EXERCISE DIRECTIONS: Return every line below in which "color" appears.

___ DATA ENTRIES

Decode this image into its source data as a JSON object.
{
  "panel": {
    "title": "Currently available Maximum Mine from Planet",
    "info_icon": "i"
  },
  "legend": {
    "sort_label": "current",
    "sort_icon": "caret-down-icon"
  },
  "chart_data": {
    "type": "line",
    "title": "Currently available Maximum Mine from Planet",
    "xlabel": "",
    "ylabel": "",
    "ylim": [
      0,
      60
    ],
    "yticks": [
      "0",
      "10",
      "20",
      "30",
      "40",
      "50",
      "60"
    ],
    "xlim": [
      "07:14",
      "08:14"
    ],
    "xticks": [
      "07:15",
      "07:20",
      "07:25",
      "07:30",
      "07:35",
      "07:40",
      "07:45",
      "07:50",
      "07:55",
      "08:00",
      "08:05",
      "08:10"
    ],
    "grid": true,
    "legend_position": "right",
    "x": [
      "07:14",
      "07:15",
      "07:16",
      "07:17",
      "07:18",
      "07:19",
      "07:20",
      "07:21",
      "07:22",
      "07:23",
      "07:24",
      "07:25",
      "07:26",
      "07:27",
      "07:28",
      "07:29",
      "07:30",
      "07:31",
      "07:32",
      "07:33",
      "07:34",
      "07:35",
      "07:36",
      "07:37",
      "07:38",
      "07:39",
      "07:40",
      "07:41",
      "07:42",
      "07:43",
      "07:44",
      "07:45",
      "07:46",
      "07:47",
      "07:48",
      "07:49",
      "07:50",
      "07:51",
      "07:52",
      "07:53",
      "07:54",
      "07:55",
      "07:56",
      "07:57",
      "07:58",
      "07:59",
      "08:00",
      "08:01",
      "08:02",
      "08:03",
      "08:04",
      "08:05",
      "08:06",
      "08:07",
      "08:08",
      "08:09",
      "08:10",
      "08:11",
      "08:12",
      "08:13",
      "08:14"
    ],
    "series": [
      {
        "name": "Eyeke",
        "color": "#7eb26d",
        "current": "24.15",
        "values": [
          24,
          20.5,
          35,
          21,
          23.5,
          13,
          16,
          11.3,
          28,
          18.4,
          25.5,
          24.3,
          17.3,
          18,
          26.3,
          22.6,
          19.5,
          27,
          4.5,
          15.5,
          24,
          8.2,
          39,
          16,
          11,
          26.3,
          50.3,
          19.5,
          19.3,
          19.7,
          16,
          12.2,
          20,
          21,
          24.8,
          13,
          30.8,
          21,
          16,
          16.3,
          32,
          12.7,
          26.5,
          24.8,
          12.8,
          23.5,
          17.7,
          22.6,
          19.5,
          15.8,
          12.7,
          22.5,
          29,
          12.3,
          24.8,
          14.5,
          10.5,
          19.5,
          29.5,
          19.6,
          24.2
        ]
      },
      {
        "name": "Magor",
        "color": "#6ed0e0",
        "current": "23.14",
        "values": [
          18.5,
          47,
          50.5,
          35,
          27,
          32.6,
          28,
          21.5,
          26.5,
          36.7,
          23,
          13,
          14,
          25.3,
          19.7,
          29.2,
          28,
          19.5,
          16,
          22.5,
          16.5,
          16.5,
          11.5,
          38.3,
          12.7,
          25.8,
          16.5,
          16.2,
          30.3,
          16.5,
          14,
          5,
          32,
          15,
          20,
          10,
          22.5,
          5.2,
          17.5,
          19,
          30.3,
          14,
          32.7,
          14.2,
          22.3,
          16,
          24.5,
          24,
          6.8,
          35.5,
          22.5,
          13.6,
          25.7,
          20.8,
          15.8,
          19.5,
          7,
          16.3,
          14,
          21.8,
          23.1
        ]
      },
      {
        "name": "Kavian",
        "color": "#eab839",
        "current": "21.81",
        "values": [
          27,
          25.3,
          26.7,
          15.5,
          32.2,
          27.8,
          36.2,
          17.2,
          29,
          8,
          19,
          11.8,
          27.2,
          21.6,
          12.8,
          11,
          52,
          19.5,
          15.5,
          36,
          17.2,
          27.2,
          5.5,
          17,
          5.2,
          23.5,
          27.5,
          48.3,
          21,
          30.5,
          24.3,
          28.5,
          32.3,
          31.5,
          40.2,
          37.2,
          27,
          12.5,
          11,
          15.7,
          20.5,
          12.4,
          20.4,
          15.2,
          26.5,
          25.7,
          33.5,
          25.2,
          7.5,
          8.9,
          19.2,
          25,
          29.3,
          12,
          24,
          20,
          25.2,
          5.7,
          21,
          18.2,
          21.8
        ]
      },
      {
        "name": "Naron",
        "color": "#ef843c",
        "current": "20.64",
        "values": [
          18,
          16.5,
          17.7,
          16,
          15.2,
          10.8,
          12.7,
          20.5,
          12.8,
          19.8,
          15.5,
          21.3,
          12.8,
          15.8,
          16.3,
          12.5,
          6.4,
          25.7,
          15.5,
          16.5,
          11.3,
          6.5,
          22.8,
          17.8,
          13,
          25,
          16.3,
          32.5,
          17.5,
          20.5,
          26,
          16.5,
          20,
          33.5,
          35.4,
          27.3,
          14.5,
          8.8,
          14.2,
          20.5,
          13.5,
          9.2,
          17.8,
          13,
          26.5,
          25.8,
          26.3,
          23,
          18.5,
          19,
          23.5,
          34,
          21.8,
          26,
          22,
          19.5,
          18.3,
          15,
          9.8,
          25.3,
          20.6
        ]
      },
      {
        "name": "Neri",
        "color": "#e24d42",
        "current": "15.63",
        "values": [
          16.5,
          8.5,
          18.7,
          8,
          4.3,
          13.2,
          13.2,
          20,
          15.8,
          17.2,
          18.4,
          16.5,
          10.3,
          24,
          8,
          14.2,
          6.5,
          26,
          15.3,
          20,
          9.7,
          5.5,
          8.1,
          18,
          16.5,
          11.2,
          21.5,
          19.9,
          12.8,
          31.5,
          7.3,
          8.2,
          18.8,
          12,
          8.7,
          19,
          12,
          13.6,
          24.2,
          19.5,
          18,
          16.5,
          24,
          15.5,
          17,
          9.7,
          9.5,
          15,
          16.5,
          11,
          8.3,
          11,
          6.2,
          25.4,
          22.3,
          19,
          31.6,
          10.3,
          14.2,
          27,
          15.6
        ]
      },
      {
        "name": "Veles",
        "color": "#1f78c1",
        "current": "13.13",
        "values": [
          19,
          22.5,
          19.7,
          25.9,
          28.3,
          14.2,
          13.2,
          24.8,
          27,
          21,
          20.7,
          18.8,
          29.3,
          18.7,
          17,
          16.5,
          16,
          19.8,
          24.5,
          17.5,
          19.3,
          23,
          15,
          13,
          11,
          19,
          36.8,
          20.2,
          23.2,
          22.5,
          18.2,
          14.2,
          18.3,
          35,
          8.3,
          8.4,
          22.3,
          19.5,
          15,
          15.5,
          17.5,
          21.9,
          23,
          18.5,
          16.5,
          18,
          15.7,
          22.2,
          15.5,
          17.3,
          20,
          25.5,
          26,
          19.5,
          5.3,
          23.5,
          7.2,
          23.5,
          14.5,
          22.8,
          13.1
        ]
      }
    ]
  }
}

______

EXERCISE ANSWER:
        "color": "#7eb26d",
        "color": "#6ed0e0",
        "color": "#eab839",
        "color": "#ef843c",
        "color": "#e24d42",
        "color": "#1f78c1",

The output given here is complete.